TASKS FOR THIS EXERCISE =>
- a) Write out the part of the passage on Salesforce's xLAM models from "Smaller but well" to "developers, analysts said.".
- b) In the passage on Salesforce's xLAM models, what position does Bradley Shimmin hold?

┌─ PASSAGE SHOWN

In addition, Salesforce has said that the xLAM family of models was tested on the Berkeley Function Calling Leaderboard (BFCL), which offers an evaluation framework for assessing LLMs’ function calling capabilities across various programming languages and application domains like Java, JavaScript, and Python.

The smaller versions of the model, in combination with the synthetic data generated via APIGen, performed better than GPT-4, and were second only to Claude 3.5-Sonnet, both of which are models with relatively more parameters.  

However analysts pointed out that, with the exception of Salesforce, larger or key LLM providers such as Google, OpenAI, Meta, and Anthropic are all working on agent-based models or agent-based features in their existing models.

“For instance, Google’s Task-Oriented Dialogue systems and OpenAI’s Codex models are examples of LAMs tailored for specific functions like customer service or code generation, respectively,” said Cameron Marsh, senior analyst at Nucleus Research.

Marsh also pointed out that Salesforce’s xLAM family of models, when compared to other large action models, stands out due to its balance of cost-effectiveness and performance.

“The xLAM-1B, for example, offers comparatively good performance at a lower cost, and resource consumption typically associated with larger models. This makes it particularly attractive for enterprises that need efficient, scalable AI solutions without the overhead of massive computational requirements,” Marsh said.

“While other models may excel in specific niches or under certain conditions, xLAM’s versatility and resource efficiency give it a distinct advantage in broader enterprise applications,” Marsh explained.

Smaller but well known examples of action-based AIs include AgentGPT and SuperAGI, Hinchcliffe noted.

Why a combination of these products is important for developers?

The combination of APIGen and the xLAM family of models is important for developers, analysts said.

Developers, according to Bradley Shimmin, chief analyst at Omdia, are very keen to feed JSON data into LLMs and receive JSON data from LLMs to support their software development.

“For example, you might have a game developer using an LLM to generate game character descriptions or parameters on the fly. For that to work, the LLM simply ‘must’ generate that information reliably in valid JSON format. Right now, developers have to rely on third party tools like Pydantic, Zod, LangChain, etc. to do things like iteratively run the same prompt until the inference returns data that’s usable, which is not a great solution,” Shimmin said.

What developers want is both in-model function calling, where the model’s syntax incorporates this functionality, and a model that itself knows how to work with APIs and formatting languages like JSON properly, the analyst explained, citing the example of Phi-based model NuExtract.

Why Salesforce is ‘open sourcing’ these products?

└─
┌─ RECORD EXCERPTS

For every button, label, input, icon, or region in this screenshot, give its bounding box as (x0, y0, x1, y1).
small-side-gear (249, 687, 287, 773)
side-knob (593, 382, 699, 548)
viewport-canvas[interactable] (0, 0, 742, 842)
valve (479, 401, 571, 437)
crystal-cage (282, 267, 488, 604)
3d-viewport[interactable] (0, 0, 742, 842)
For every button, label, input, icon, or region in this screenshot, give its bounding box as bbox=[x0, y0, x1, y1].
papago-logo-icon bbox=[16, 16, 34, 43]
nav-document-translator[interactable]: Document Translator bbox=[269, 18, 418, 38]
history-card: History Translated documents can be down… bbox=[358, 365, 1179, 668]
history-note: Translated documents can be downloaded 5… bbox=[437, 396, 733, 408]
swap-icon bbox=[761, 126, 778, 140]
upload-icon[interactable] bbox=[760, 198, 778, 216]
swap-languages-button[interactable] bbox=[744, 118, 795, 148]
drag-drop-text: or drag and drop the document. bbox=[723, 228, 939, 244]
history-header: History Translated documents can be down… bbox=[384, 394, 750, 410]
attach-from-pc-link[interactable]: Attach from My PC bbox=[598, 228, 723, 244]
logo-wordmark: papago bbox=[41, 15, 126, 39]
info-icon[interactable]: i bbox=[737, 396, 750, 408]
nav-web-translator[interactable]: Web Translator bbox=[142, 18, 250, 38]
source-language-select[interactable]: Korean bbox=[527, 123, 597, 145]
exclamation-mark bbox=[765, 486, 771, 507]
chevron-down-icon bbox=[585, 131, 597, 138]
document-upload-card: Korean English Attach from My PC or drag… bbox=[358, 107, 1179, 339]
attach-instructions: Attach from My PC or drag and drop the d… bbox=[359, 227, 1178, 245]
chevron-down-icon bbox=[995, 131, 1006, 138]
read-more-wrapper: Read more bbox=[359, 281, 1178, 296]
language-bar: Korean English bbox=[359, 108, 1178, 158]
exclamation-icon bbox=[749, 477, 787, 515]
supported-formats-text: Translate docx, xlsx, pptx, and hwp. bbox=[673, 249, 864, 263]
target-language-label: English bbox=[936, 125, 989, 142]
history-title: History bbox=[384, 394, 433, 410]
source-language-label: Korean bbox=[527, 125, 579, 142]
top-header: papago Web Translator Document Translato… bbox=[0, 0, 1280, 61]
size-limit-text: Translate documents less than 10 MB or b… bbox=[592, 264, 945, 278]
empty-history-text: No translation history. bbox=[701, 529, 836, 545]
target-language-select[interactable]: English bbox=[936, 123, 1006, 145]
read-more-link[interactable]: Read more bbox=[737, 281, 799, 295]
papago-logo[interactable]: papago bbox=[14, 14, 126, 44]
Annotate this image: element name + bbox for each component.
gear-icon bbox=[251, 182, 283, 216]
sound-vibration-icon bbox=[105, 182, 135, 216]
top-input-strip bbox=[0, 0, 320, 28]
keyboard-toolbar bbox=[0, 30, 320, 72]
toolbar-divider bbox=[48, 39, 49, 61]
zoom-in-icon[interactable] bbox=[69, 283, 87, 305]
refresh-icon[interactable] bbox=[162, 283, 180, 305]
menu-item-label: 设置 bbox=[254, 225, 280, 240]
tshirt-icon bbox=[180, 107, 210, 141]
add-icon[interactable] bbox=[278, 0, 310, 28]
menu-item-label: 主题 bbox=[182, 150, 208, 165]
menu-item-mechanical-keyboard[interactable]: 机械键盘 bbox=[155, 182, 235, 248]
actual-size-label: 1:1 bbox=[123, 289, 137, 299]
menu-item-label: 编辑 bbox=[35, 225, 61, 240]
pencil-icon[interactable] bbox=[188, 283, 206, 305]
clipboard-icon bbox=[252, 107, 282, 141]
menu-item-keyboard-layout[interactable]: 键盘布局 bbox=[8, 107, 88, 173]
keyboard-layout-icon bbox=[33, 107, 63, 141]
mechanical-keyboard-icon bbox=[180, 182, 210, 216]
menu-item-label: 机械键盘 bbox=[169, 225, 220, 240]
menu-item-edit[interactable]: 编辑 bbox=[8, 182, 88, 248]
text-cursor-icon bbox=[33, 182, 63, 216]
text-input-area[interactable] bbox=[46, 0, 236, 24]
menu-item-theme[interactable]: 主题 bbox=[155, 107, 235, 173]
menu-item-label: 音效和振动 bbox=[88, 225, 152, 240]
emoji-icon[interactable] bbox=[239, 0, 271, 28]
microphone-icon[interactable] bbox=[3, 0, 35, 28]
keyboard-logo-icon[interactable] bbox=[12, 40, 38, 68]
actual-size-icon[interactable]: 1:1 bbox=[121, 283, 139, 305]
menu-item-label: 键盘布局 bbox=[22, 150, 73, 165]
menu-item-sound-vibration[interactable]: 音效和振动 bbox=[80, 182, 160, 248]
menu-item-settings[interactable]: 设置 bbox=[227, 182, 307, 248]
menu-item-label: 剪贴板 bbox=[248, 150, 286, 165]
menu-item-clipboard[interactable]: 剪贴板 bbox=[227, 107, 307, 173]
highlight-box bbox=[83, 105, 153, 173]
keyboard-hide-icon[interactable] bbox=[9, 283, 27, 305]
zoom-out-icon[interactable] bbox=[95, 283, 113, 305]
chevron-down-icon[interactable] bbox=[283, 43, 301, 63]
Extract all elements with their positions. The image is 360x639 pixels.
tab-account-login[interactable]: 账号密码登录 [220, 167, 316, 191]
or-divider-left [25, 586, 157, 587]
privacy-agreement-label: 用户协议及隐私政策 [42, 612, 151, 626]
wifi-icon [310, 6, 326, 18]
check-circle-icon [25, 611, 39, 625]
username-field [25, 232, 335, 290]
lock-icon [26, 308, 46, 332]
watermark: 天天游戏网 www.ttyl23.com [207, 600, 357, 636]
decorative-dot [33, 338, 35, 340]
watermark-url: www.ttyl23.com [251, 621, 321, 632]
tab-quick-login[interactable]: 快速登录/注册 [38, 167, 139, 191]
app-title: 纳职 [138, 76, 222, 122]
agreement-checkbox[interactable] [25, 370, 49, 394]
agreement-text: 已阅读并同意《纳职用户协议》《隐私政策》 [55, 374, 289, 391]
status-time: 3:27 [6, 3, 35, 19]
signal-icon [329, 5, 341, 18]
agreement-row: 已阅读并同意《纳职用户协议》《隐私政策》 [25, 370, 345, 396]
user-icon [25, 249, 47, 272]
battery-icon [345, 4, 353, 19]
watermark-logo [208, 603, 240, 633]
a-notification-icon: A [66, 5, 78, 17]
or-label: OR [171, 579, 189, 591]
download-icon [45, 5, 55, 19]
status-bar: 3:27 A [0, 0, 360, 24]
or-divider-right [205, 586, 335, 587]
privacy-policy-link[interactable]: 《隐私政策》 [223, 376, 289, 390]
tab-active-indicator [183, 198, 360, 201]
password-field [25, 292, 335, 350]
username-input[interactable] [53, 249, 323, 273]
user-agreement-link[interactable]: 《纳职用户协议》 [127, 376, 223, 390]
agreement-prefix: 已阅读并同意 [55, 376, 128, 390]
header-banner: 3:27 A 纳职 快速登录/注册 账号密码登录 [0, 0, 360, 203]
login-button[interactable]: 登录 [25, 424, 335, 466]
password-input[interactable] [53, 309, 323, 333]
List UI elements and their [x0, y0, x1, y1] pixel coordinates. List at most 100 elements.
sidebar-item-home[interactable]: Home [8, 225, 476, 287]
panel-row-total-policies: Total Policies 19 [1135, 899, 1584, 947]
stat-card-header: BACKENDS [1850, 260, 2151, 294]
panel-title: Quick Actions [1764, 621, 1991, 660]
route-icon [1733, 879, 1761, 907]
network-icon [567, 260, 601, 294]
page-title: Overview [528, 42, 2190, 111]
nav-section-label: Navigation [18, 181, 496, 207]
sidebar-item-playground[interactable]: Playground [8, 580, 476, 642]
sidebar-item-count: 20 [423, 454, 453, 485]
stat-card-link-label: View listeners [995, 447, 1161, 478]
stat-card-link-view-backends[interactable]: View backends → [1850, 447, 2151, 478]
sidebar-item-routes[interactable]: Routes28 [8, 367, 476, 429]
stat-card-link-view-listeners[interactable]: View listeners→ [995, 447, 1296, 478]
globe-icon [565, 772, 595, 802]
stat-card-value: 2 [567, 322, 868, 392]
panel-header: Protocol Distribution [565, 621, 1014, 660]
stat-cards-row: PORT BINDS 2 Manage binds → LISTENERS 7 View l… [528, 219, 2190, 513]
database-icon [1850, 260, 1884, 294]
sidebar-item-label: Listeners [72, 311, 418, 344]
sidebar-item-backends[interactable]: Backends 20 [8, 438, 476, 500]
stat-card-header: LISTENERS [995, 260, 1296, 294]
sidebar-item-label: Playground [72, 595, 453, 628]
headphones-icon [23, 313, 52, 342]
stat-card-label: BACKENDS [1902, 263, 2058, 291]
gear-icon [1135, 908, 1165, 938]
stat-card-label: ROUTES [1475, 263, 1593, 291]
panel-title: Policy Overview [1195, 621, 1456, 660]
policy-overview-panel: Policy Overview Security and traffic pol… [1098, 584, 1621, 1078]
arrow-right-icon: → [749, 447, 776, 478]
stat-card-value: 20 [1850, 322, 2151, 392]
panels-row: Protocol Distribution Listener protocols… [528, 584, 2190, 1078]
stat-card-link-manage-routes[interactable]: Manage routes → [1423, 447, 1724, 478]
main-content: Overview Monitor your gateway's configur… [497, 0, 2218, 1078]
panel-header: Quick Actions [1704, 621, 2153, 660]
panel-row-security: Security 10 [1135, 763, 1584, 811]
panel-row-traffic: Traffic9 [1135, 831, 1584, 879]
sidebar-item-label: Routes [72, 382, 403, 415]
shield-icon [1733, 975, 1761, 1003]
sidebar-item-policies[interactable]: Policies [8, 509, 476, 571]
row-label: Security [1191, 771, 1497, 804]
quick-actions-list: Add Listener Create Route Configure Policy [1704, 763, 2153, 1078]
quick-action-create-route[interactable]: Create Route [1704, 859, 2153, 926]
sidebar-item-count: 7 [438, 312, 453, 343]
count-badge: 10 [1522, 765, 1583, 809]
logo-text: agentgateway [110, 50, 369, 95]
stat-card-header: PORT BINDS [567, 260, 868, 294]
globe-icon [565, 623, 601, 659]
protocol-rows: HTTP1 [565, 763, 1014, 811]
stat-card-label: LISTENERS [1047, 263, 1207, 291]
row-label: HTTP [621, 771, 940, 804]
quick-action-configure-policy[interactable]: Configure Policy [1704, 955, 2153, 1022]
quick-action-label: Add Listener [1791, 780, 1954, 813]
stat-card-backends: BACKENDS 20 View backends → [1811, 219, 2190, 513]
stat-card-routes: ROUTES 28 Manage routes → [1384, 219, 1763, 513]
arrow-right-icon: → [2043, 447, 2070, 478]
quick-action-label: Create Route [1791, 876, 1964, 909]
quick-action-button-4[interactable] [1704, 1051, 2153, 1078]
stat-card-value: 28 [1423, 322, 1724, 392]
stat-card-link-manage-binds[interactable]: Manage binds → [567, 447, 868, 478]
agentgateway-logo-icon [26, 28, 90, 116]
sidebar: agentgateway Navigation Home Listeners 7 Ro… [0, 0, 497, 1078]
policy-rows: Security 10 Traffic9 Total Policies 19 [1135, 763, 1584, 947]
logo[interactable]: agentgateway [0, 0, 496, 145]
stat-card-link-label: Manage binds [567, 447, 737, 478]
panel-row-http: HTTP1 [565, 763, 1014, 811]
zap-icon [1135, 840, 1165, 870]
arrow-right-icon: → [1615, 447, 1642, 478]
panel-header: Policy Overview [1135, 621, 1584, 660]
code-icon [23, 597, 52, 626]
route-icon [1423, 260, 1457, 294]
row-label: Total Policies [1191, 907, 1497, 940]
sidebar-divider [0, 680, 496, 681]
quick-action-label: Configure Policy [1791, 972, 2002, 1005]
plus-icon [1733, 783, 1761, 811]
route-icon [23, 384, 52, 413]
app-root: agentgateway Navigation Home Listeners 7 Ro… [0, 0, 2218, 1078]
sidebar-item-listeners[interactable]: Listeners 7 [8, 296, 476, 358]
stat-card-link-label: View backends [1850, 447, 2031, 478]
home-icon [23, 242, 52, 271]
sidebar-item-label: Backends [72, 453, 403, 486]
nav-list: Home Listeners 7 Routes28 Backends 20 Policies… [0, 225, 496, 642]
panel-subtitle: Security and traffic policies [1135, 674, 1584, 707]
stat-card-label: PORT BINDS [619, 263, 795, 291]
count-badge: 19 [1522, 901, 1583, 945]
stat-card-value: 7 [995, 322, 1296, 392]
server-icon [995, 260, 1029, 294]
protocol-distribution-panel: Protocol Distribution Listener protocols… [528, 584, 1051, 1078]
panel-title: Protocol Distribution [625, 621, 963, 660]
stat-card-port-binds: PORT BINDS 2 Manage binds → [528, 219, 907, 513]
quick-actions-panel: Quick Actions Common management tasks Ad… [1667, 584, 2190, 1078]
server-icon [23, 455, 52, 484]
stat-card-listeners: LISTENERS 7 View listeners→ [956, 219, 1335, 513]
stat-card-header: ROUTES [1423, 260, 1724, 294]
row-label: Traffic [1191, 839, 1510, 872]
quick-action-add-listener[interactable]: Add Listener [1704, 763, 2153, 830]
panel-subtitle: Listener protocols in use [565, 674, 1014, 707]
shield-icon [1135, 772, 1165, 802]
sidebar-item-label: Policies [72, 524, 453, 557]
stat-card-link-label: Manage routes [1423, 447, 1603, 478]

└─

ANSWERS TO EACH TASK =>
- a)
Smaller but well known examples of action-based AIs include AgentGPT and SuperAGI, Hinchcliffe noted.

Why a combination of these products is important for developers?

The combination of APIGen and the xLAM family of models is important for developers, analysts said.

- b) He is chief analyst at Omdia.